Exercise instructions:
Copy exactly the lines from the one containing "Read all visible content and emit it as JSON." through the last line of the records, both included, and nothing more.

Supplied material:
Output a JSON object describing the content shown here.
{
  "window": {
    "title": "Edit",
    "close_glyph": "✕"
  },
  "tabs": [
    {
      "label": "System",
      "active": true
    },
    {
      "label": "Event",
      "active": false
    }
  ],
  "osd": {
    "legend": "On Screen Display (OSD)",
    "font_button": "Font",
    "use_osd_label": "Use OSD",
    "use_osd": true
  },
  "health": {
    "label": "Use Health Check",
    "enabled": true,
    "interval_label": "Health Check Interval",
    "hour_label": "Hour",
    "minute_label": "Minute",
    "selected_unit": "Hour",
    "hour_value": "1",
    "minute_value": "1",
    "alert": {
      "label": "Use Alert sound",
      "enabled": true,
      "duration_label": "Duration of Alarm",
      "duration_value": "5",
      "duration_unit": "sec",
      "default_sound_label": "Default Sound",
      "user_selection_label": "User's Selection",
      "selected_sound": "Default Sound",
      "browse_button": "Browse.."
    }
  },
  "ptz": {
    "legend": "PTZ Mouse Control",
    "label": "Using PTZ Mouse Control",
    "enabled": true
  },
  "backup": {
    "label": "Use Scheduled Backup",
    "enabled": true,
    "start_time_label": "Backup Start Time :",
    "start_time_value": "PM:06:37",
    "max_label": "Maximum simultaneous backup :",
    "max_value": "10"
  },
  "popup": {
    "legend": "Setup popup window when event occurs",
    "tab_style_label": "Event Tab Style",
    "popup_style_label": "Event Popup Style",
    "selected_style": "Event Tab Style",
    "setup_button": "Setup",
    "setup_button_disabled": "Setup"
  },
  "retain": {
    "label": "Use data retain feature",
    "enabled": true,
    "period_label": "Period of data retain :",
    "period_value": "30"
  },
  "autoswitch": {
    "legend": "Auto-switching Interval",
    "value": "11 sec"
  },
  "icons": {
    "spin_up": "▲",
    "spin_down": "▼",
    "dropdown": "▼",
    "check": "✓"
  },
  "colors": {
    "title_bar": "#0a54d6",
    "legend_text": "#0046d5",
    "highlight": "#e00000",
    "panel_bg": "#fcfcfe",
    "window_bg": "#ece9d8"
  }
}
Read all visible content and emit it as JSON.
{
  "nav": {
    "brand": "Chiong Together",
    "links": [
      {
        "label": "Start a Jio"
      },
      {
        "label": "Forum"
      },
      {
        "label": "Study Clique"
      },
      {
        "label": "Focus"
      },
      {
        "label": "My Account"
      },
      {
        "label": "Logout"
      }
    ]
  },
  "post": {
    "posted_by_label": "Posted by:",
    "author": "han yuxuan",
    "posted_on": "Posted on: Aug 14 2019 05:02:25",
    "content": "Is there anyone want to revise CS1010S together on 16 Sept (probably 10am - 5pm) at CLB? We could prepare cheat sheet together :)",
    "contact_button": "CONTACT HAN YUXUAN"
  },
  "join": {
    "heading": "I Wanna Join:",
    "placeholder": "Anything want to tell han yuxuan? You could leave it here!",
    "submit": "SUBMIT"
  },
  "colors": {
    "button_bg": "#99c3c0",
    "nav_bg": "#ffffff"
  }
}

Solved problem:
Read all visible content and emit it as JSON.
{
  "nav": {
    "brand": "Chiong Together",
    "links": [
      {
        "label": "Start a Jio"
      },
      {
        "label": "Forum"
      },
      {
        "label": "Study Clique"
      },
      {
        "label": "Focus"
      },
      {
        "label": "My Account"
      },
      {
        "label": "Logout"
      }
    ]
  },
  "post": {
    "posted_by_label": "Posted by:",
    "author": "han yuxuan",
    "posted_on": "Posted on: Aug 14 2019 05:02:25",
    "content": "Is there anyone want to revise CS1010S together on 16 Sept (probably 10am - 5pm) at CLB? We could prepare cheat sheet together :)",
    "contact_button": "CONTACT HAN YUXUAN"
  },
  "join": {
    "heading": "I Wanna Join:",
    "placeholder": "Anything want to tell han yuxuan? You could leave it here!",
    "submit": "SUBMIT"
  },
  "colors": {
    "button_bg": "#99c3c0",
    "nav_bg": "#ffffff"
  }
}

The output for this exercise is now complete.